**Set exercise:** Return the listing below unchanged, minus its pictures.

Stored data
'''

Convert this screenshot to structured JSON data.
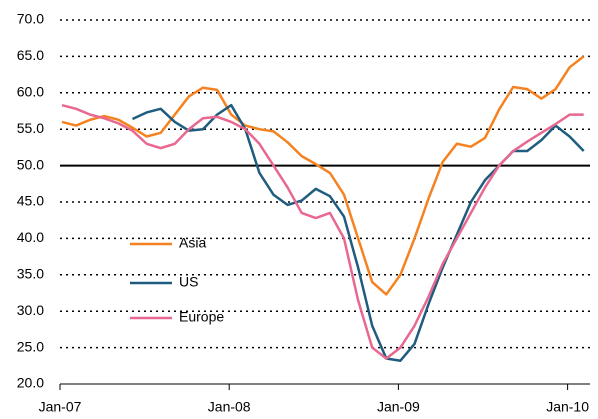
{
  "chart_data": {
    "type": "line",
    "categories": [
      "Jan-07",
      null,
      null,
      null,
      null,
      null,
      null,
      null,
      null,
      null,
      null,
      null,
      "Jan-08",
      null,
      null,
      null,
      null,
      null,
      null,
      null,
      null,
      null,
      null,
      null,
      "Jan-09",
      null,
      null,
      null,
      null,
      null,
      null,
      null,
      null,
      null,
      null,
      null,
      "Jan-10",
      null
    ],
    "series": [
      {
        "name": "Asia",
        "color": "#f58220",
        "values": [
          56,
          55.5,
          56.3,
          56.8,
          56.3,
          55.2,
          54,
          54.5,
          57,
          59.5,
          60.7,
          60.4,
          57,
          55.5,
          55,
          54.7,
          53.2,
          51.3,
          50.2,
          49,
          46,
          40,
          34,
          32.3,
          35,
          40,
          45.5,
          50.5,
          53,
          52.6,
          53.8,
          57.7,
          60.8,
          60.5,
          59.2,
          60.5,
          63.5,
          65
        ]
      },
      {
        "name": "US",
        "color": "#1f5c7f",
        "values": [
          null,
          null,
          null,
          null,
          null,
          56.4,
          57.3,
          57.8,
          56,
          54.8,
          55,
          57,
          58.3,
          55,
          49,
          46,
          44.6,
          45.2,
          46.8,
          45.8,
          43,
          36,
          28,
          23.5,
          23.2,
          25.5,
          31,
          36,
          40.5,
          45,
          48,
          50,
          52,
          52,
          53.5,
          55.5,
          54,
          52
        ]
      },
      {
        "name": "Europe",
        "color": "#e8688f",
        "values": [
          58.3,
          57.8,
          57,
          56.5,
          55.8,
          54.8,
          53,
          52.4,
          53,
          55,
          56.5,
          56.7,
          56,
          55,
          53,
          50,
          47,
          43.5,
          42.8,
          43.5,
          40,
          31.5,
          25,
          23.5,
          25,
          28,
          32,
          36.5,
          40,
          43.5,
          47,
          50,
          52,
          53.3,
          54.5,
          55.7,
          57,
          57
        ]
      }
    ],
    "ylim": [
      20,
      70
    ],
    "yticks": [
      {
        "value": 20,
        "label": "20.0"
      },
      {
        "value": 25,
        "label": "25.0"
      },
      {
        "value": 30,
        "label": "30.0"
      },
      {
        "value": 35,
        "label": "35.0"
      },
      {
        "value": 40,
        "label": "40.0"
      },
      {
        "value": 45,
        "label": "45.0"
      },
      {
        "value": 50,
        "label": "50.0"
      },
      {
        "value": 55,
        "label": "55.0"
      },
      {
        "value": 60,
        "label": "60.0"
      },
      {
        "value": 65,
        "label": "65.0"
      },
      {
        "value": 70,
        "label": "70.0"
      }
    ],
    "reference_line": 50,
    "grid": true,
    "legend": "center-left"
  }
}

'''

**Complete answer:**
Convert this screenshot to structured JSON data.
{
  "chart_data": {
    "type": "line",
    "categories": [
      "Jan-07",
      null,
      null,
      null,
      null,
      null,
      null,
      null,
      null,
      null,
      null,
      null,
      "Jan-08",
      null,
      null,
      null,
      null,
      null,
      null,
      null,
      null,
      null,
      null,
      null,
      "Jan-09",
      null,
      null,
      null,
      null,
      null,
      null,
      null,
      null,
      null,
      null,
      null,
      "Jan-10",
      null
    ],
    "series": [
      {
        "name": "Asia",
        "color": "#f58220",
        "values": [
          56,
          55.5,
          56.3,
          56.8,
          56.3,
          55.2,
          54,
          54.5,
          57,
          59.5,
          60.7,
          60.4,
          57,
          55.5,
          55,
          54.7,
          53.2,
          51.3,
          50.2,
          49,
          46,
          40,
          34,
          32.3,
          35,
          40,
          45.5,
          50.5,
          53,
          52.6,
          53.8,
          57.7,
          60.8,
          60.5,
          59.2,
          60.5,
          63.5,
          65
        ]
      },
      {
        "name": "US",
        "color": "#1f5c7f",
        "values": [
          null,
          null,
          null,
          null,
          null,
          56.4,
          57.3,
          57.8,
          56,
          54.8,
          55,
          57,
          58.3,
          55,
          49,
          46,
          44.6,
          45.2,
          46.8,
          45.8,
          43,
          36,
          28,
          23.5,
          23.2,
          25.5,
          31,
          36,
          40.5,
          45,
          48,
          50,
          52,
          52,
          53.5,
          55.5,
          54,
          52
        ]
      },
      {
        "name": "Europe",
        "color": "#e8688f",
        "values": [
          58.3,
          57.8,
          57,
          56.5,
          55.8,
          54.8,
          53,
          52.4,
          53,
          55,
          56.5,
          56.7,
          56,
          55,
          53,
          50,
          47,
          43.5,
          42.8,
          43.5,
          40,
          31.5,
          25,
          23.5,
          25,
          28,
          32,
          36.5,
          40,
          43.5,
          47,
          50,
          52,
          53.3,
          54.5,
          55.7,
          57,
          57
        ]
      }
    ],
    "ylim": [
      20,
      70
    ],
    "yticks": [
      {
        "value": 20,
        "label": "20.0"
      },
      {
        "value": 25,
        "label": "25.0"
      },
      {
        "value": 30,
        "label": "30.0"
      },
      {
        "value": 35,
        "label": "35.0"
      },
      {
        "value": 40,
        "label": "40.0"
      },
      {
        "value": 45,
        "label": "45.0"
      },
      {
        "value": 50,
        "label": "50.0"
      },
      {
        "value": 55,
        "label": "55.0"
      },
      {
        "value": 60,
        "label": "60.0"
      },
      {
        "value": 65,
        "label": "65.0"
      },
      {
        "value": 70,
        "label": "70.0"
      }
    ],
    "reference_line": 50,
    "grid": true,
    "legend": "center-left"
  }
}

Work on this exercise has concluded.